Job — Every record must appear in your copy exactly as written, with no pictures.

Stored items —
++++++++

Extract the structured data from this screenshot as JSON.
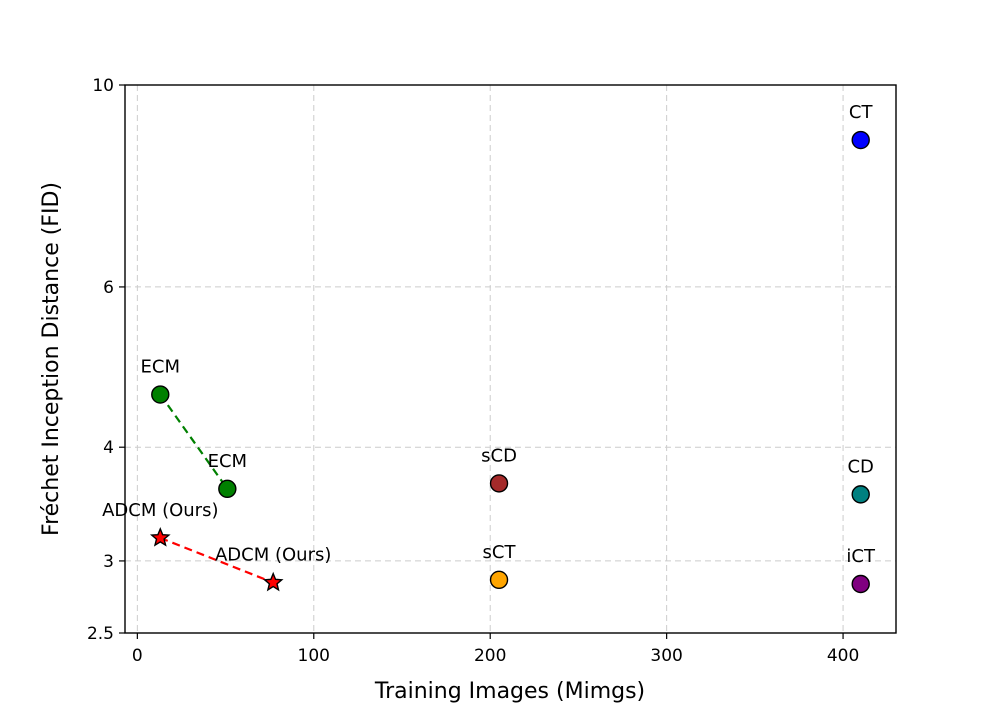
{
  "chart_data": {
    "type": "scatter",
    "title": "",
    "xlabel": "Training Images (Mimgs)",
    "ylabel": "Fréchet Inception Distance (FID)",
    "xlim": [
      -7,
      430
    ],
    "ylim": [
      2.5,
      10
    ],
    "yscale": "log",
    "grid": true,
    "xticks": [
      0,
      100,
      200,
      300,
      400
    ],
    "xtick_labels": [
      "0",
      "100",
      "200",
      "300",
      "400"
    ],
    "yticks": [
      2.5,
      3,
      4,
      6,
      10
    ],
    "ytick_labels": [
      "2.5",
      "3",
      "4",
      "6",
      "10"
    ],
    "points": [
      {
        "label": "CT",
        "x": 410,
        "y": 8.7,
        "marker": "circle",
        "color": "#0000ff"
      },
      {
        "label": "ECM",
        "x": 13,
        "y": 4.57,
        "marker": "circle",
        "color": "#008000"
      },
      {
        "label": "ECM",
        "x": 51,
        "y": 3.6,
        "marker": "circle",
        "color": "#008000"
      },
      {
        "label": "sCD",
        "x": 205,
        "y": 3.65,
        "marker": "circle",
        "color": "#a52a2a"
      },
      {
        "label": "CD",
        "x": 410,
        "y": 3.55,
        "marker": "circle",
        "color": "#008080"
      },
      {
        "label": "ADCM (Ours)",
        "x": 13,
        "y": 3.18,
        "marker": "star",
        "color": "#ff0000"
      },
      {
        "label": "ADCM (Ours)",
        "x": 77,
        "y": 2.84,
        "marker": "star",
        "color": "#ff0000"
      },
      {
        "label": "sCT",
        "x": 205,
        "y": 2.86,
        "marker": "circle",
        "color": "#ffa500"
      },
      {
        "label": "iCT",
        "x": 410,
        "y": 2.83,
        "marker": "circle",
        "color": "#800080"
      }
    ],
    "connectors": [
      {
        "from": 1,
        "to": 2,
        "color": "#008000",
        "style": "dashed"
      },
      {
        "from": 5,
        "to": 6,
        "color": "#ff0000",
        "style": "dashed"
      }
    ]
  }
}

++++++++

Answer in full —
Extract the structured data from this screenshot as JSON.
{
  "chart_data": {
    "type": "scatter",
    "title": "",
    "xlabel": "Training Images (Mimgs)",
    "ylabel": "Fréchet Inception Distance (FID)",
    "xlim": [
      -7,
      430
    ],
    "ylim": [
      2.5,
      10
    ],
    "yscale": "log",
    "grid": true,
    "xticks": [
      0,
      100,
      200,
      300,
      400
    ],
    "xtick_labels": [
      "0",
      "100",
      "200",
      "300",
      "400"
    ],
    "yticks": [
      2.5,
      3,
      4,
      6,
      10
    ],
    "ytick_labels": [
      "2.5",
      "3",
      "4",
      "6",
      "10"
    ],
    "points": [
      {
        "label": "CT",
        "x": 410,
        "y": 8.7,
        "marker": "circle",
        "color": "#0000ff"
      },
      {
        "label": "ECM",
        "x": 13,
        "y": 4.57,
        "marker": "circle",
        "color": "#008000"
      },
      {
        "label": "ECM",
        "x": 51,
        "y": 3.6,
        "marker": "circle",
        "color": "#008000"
      },
      {
        "label": "sCD",
        "x": 205,
        "y": 3.65,
        "marker": "circle",
        "color": "#a52a2a"
      },
      {
        "label": "CD",
        "x": 410,
        "y": 3.55,
        "marker": "circle",
        "color": "#008080"
      },
      {
        "label": "ADCM (Ours)",
        "x": 13,
        "y": 3.18,
        "marker": "star",
        "color": "#ff0000"
      },
      {
        "label": "ADCM (Ours)",
        "x": 77,
        "y": 2.84,
        "marker": "star",
        "color": "#ff0000"
      },
      {
        "label": "sCT",
        "x": 205,
        "y": 2.86,
        "marker": "circle",
        "color": "#ffa500"
      },
      {
        "label": "iCT",
        "x": 410,
        "y": 2.83,
        "marker": "circle",
        "color": "#800080"
      }
    ],
    "connectors": [
      {
        "from": 1,
        "to": 2,
        "color": "#008000",
        "style": "dashed"
      },
      {
        "from": 5,
        "to": 6,
        "color": "#ff0000",
        "style": "dashed"
      }
    ]
  }
}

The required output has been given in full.